WRITTEN INSTRUCTION: Filter for the word "name" and keep each matching line.

— START SUPPLIED RECORDS —

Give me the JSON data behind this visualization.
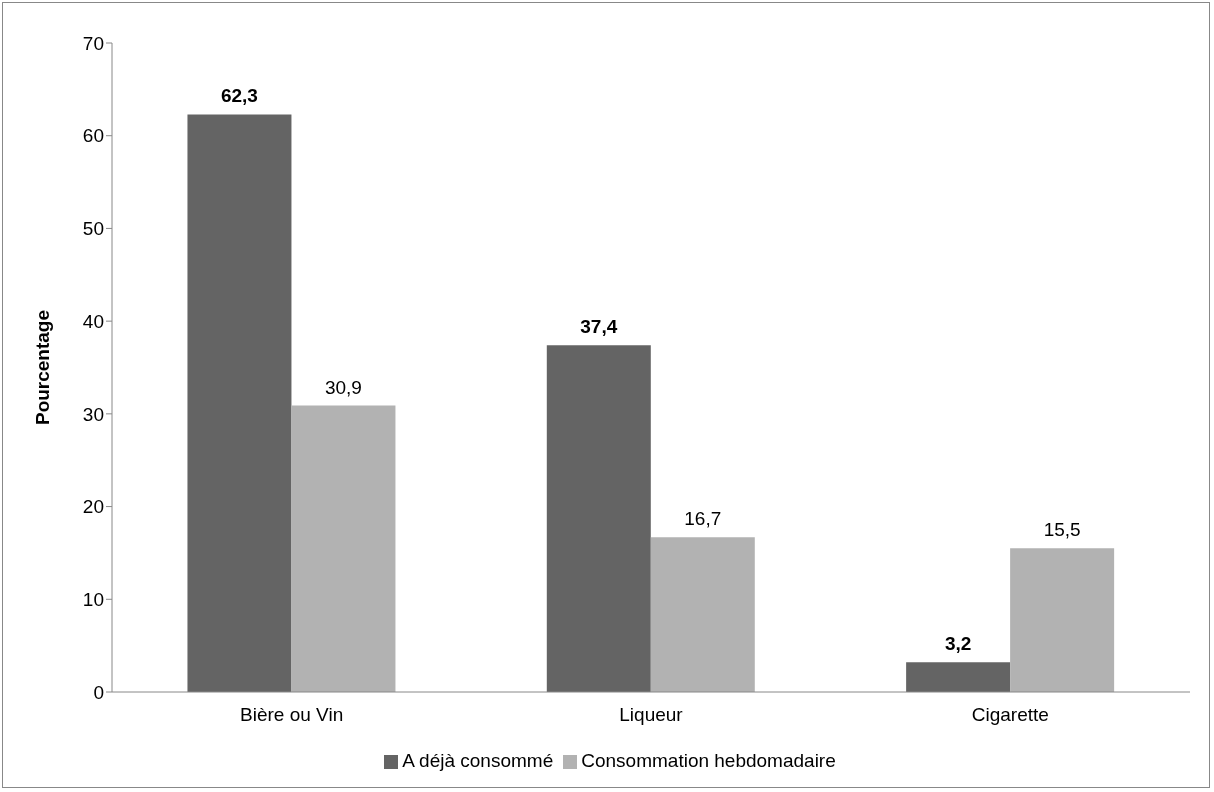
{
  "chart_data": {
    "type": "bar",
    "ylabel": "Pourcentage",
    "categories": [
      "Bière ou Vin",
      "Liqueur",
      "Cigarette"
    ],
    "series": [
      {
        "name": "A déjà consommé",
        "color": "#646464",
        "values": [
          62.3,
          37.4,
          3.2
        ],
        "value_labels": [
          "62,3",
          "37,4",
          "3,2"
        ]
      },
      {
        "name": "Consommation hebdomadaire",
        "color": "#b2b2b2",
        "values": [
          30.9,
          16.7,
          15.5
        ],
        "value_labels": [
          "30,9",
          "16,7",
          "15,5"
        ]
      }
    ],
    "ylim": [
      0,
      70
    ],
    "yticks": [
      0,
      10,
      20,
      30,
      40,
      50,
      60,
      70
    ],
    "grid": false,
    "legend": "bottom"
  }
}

— END SUPPLIED RECORDS —

RESULT OF THIS TASK:
        "name": "A déjà consommé",
        "name": "Consommation hebdomadaire",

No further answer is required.